— start of Listed entries —

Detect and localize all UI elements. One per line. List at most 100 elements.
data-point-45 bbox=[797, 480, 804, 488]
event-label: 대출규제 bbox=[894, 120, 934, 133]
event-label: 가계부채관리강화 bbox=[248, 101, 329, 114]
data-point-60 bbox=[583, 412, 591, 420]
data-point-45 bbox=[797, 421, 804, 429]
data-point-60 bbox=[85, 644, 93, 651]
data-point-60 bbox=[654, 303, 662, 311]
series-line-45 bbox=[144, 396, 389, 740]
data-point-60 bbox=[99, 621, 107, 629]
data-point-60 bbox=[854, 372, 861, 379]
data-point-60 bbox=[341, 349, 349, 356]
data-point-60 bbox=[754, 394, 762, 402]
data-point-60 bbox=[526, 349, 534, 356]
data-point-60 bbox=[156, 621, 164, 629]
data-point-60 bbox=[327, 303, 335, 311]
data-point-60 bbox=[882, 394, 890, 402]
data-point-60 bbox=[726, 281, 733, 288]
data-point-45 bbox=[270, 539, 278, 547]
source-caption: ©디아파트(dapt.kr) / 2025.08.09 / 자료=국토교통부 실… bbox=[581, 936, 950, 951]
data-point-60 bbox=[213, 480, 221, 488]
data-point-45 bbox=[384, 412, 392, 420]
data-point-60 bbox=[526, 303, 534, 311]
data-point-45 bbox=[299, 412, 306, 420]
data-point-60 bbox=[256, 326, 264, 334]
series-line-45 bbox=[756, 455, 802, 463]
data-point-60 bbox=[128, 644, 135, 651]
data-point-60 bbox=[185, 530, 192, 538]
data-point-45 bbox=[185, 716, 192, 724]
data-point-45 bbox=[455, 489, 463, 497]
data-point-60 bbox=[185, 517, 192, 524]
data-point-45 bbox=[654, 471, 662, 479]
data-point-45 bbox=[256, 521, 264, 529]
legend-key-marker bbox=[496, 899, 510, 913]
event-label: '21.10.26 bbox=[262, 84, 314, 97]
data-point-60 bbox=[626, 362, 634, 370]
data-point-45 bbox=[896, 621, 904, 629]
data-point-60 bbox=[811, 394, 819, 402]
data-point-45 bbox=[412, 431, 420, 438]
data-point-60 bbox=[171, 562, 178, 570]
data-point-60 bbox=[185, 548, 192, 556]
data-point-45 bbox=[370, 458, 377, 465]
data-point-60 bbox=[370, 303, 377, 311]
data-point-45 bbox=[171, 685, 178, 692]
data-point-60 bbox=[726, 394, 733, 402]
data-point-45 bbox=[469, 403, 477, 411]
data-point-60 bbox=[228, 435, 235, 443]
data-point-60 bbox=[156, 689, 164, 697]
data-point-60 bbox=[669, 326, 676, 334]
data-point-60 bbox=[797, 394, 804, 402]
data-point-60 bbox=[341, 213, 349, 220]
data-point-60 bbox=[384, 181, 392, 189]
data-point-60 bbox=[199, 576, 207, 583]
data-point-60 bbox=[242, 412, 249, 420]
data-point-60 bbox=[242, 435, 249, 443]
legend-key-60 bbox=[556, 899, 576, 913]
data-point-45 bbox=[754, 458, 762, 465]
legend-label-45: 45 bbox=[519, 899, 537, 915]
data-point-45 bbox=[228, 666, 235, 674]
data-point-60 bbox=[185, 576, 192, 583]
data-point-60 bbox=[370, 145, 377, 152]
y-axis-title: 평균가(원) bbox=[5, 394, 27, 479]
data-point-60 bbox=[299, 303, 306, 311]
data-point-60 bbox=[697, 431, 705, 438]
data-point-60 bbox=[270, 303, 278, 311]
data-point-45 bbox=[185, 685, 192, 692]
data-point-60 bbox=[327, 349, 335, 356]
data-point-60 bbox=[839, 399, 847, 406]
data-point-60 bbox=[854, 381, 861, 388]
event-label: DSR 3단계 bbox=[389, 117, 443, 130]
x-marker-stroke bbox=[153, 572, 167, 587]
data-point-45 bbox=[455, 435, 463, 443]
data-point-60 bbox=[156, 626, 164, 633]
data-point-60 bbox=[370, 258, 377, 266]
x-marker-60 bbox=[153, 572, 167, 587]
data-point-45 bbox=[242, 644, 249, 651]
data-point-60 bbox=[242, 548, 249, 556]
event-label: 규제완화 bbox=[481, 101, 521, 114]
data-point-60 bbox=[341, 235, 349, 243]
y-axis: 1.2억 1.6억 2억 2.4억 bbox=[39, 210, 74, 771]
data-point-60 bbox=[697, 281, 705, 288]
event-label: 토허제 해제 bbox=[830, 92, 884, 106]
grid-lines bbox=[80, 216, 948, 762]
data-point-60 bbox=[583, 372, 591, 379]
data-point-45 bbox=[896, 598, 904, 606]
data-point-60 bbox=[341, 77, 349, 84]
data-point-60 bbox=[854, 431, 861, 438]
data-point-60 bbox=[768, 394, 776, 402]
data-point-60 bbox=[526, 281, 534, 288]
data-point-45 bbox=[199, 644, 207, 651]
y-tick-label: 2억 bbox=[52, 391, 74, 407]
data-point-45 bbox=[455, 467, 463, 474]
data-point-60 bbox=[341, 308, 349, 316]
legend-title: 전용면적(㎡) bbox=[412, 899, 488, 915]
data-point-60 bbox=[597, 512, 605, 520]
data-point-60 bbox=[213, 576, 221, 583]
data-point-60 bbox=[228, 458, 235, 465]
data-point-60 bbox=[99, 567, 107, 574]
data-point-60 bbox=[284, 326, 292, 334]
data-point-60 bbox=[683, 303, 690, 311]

— end of Listed entries —

### The exercise
Write out, word for word, the entries above from the very first line through the line containing "legend-key-60 bbox=[556, 899, 576, 913]", with both of those lines included.

### Written response
Detect and localize all UI elements. One per line. List at most 100 elements.
data-point-45 bbox=[797, 480, 804, 488]
event-label: 대출규제 bbox=[894, 120, 934, 133]
event-label: 가계부채관리강화 bbox=[248, 101, 329, 114]
data-point-60 bbox=[583, 412, 591, 420]
data-point-45 bbox=[797, 421, 804, 429]
data-point-60 bbox=[85, 644, 93, 651]
data-point-60 bbox=[654, 303, 662, 311]
series-line-45 bbox=[144, 396, 389, 740]
data-point-60 bbox=[99, 621, 107, 629]
data-point-60 bbox=[854, 372, 861, 379]
data-point-60 bbox=[341, 349, 349, 356]
data-point-60 bbox=[754, 394, 762, 402]
data-point-60 bbox=[526, 349, 534, 356]
data-point-60 bbox=[156, 621, 164, 629]
data-point-60 bbox=[327, 303, 335, 311]
data-point-60 bbox=[882, 394, 890, 402]
data-point-60 bbox=[726, 281, 733, 288]
data-point-45 bbox=[270, 539, 278, 547]
source-caption: ©디아파트(dapt.kr) / 2025.08.09 / 자료=국토교통부 실… bbox=[581, 936, 950, 951]
data-point-60 bbox=[213, 480, 221, 488]
data-point-45 bbox=[384, 412, 392, 420]
data-point-60 bbox=[526, 303, 534, 311]
data-point-45 bbox=[299, 412, 306, 420]
data-point-60 bbox=[256, 326, 264, 334]
series-line-45 bbox=[756, 455, 802, 463]
data-point-60 bbox=[128, 644, 135, 651]
data-point-60 bbox=[185, 530, 192, 538]
data-point-45 bbox=[185, 716, 192, 724]
data-point-45 bbox=[455, 489, 463, 497]
data-point-60 bbox=[185, 517, 192, 524]
data-point-45 bbox=[654, 471, 662, 479]
data-point-45 bbox=[256, 521, 264, 529]
legend-key-marker bbox=[496, 899, 510, 913]
event-label: '21.10.26 bbox=[262, 84, 314, 97]
data-point-60 bbox=[626, 362, 634, 370]
data-point-45 bbox=[896, 621, 904, 629]
data-point-60 bbox=[811, 394, 819, 402]
data-point-45 bbox=[412, 431, 420, 438]
data-point-60 bbox=[171, 562, 178, 570]
data-point-60 bbox=[185, 548, 192, 556]
data-point-45 bbox=[370, 458, 377, 465]
data-point-60 bbox=[370, 303, 377, 311]
data-point-45 bbox=[171, 685, 178, 692]
data-point-60 bbox=[726, 394, 733, 402]
data-point-45 bbox=[469, 403, 477, 411]
data-point-60 bbox=[228, 435, 235, 443]
data-point-60 bbox=[156, 689, 164, 697]
data-point-60 bbox=[669, 326, 676, 334]
data-point-60 bbox=[797, 394, 804, 402]
data-point-60 bbox=[341, 213, 349, 220]
data-point-60 bbox=[384, 181, 392, 189]
data-point-60 bbox=[199, 576, 207, 583]
data-point-60 bbox=[242, 412, 249, 420]
data-point-60 bbox=[242, 435, 249, 443]
legend-key-60 bbox=[556, 899, 576, 913]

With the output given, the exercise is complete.